# TASK TO COMPLETE:
Determine how many lines contain the string "Injection" and reply with that number alone.

--- Start ---

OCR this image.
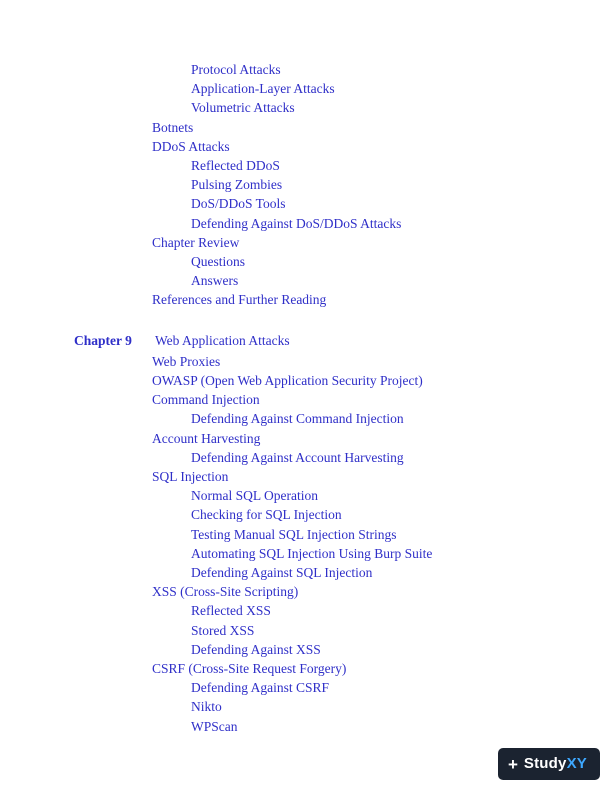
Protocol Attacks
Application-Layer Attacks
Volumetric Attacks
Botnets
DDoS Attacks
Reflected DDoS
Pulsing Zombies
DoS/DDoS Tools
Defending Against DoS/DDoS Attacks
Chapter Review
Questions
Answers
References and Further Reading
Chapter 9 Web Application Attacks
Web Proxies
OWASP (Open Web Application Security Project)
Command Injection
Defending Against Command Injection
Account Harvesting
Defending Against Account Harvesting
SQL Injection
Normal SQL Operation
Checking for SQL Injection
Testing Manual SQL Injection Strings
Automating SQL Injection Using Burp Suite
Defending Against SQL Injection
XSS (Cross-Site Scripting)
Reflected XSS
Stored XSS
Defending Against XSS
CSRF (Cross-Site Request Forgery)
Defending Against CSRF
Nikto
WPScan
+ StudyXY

--- End ---

# EXERCISE RESPONSE:
7